▶ [Layout element entries]:
────────────────────────────────────────
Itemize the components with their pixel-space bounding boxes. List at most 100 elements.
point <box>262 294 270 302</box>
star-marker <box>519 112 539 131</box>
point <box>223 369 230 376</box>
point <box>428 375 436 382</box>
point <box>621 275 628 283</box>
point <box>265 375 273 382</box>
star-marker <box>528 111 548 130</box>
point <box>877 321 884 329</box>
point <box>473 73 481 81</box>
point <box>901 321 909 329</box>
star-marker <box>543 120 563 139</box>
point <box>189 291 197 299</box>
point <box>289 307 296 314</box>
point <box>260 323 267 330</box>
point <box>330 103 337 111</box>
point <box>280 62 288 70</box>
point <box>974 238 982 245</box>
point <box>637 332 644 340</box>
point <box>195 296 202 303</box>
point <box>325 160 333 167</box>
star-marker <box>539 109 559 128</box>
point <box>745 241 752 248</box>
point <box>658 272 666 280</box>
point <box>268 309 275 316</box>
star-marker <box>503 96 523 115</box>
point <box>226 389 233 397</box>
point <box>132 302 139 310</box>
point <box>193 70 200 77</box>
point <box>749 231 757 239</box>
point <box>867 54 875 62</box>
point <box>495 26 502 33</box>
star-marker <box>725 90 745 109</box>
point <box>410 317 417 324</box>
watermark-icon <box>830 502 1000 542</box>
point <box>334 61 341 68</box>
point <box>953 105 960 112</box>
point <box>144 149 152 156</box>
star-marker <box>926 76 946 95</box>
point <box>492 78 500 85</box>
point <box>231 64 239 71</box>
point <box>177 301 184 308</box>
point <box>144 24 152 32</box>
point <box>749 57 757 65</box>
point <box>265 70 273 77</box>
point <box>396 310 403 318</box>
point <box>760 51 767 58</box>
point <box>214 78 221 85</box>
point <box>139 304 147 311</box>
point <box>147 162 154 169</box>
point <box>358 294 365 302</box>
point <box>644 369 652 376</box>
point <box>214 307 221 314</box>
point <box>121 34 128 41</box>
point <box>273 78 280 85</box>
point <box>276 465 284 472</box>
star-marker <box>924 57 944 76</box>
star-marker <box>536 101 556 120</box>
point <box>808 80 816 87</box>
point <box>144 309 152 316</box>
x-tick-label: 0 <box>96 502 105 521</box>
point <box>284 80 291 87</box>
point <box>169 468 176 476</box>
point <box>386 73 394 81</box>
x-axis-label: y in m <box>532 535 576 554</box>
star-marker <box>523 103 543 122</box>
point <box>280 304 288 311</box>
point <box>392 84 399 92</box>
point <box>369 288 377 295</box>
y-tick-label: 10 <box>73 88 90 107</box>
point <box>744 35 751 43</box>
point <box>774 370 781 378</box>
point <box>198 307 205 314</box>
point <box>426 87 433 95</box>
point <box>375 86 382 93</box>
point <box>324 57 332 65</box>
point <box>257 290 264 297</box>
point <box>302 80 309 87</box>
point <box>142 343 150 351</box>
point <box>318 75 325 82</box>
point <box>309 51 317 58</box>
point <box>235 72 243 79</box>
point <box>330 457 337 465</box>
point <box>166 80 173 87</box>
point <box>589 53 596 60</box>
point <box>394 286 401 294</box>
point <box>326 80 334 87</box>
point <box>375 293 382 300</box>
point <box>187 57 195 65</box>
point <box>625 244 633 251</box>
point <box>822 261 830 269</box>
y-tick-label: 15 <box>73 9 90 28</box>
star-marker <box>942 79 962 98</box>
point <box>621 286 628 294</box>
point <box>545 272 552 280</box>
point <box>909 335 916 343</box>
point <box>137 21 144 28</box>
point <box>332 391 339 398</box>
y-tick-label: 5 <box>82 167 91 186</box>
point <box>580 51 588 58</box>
────────────────────────────────────────
▶ [Problem to work on]:
Copy the stretch of the records from the start through the line containing "point <box>658 272 666 280</box>", both ends included.

▶ [Output]:
Itemize the components with their pixel-space bounding boxes. List at most 100 elements.
point <box>262 294 270 302</box>
star-marker <box>519 112 539 131</box>
point <box>223 369 230 376</box>
point <box>428 375 436 382</box>
point <box>621 275 628 283</box>
point <box>265 375 273 382</box>
star-marker <box>528 111 548 130</box>
point <box>877 321 884 329</box>
point <box>473 73 481 81</box>
point <box>901 321 909 329</box>
star-marker <box>543 120 563 139</box>
point <box>189 291 197 299</box>
point <box>289 307 296 314</box>
point <box>260 323 267 330</box>
point <box>330 103 337 111</box>
point <box>280 62 288 70</box>
point <box>974 238 982 245</box>
point <box>637 332 644 340</box>
point <box>195 296 202 303</box>
point <box>325 160 333 167</box>
star-marker <box>539 109 559 128</box>
point <box>745 241 752 248</box>
point <box>658 272 666 280</box>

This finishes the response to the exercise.